===== READING TEXT =====
Flash #46 review


Wally West's head is spinning. As he regains more of his pre-Flashpoint memories, the more out of touch with his new reality he becomes. A worried Barry Allen calls in some experts.


In the future, Eobard Thawne and Hunter Zolomon, dark reflections of Barry and Wally, are trying to agree on how best to find happiness. 


Revenge vs recognition of tragedy? Is either Reverse Flash right?


Back in the present, Wally can’t take any more of being physically and mentally poked and prodded, and Aunt Iris, who's only just regained her memories of the original Wally West, a few months after Barry, agrees he needs a break. Barry, though, is determined to solve the problem of why his 'new memories' are tearing Wally apart, whereas he and Iris are fine. He decides to visit Batman, but the Caped Crusader is out with fiancĂ©e Catwoman. Bat-butler Alfred, though, is there to be the calm at the centre of Barry’s emotional storm.
===== MATERIAL PROVIDED =====
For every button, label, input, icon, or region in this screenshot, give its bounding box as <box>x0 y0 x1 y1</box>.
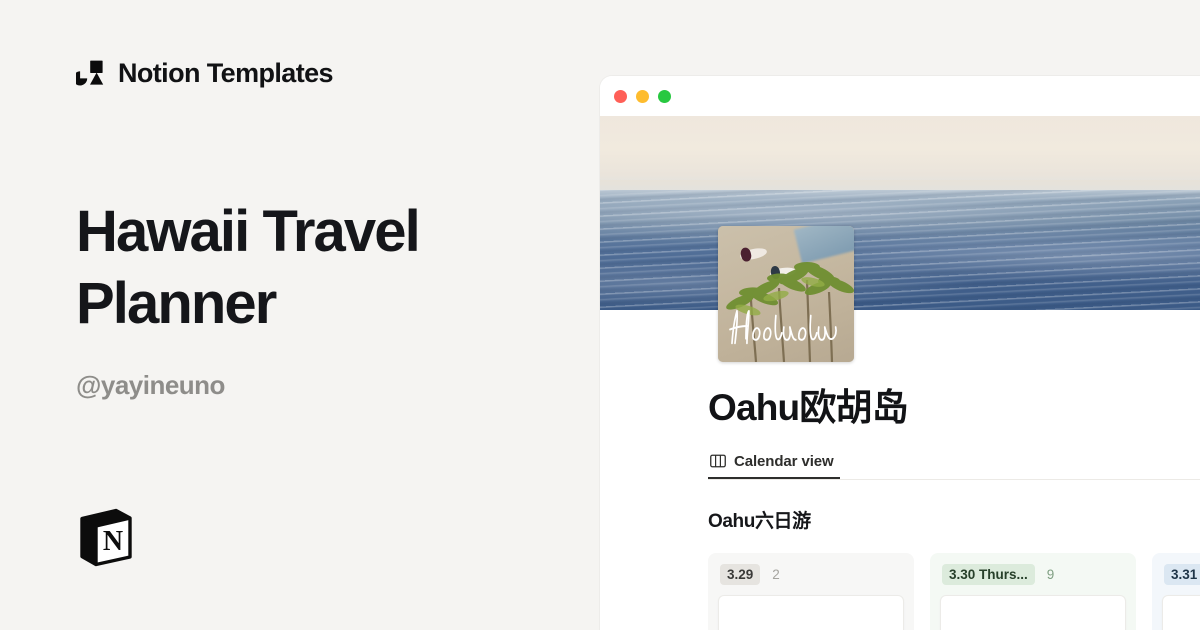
=====
» **STATED GOAL**:
According to the Flash #46 review, who is there for Barry when he visits and finds Batman out?

» **TASK OUTPUT**:
Alfred, the Bat-butler.